WHAT YOU ARE ASKED TO DO:
Find how many lines of the listing below include the word "https", then report the number by itself.

--- START RECORD EXCERPTS ---

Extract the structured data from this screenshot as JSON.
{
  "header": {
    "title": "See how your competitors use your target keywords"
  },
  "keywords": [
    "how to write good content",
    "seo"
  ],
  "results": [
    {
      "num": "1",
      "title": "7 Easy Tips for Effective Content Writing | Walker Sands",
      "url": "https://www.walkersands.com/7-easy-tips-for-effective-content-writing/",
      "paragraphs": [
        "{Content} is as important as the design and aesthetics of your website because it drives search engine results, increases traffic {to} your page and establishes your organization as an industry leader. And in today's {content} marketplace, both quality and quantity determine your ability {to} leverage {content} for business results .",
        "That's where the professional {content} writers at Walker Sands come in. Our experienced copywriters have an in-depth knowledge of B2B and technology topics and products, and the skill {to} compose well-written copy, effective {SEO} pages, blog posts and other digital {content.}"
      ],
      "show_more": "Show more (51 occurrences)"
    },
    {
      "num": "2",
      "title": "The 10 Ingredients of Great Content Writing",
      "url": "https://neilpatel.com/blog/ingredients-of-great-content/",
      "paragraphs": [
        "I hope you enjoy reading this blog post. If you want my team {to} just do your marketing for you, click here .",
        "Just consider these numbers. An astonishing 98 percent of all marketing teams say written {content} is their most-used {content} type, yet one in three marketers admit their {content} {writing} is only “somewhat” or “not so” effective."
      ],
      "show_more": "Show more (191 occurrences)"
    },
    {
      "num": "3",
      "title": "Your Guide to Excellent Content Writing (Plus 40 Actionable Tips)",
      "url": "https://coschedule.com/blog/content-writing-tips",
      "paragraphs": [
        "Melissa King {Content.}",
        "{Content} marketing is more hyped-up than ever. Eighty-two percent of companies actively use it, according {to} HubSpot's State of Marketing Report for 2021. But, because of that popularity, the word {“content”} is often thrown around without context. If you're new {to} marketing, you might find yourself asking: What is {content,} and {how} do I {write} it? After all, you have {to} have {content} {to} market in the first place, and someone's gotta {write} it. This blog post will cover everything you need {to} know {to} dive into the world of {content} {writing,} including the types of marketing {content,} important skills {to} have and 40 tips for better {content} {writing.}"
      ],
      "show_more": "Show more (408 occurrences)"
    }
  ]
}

--- END RECORD EXCERPTS ---

TASK OUTPUT:
3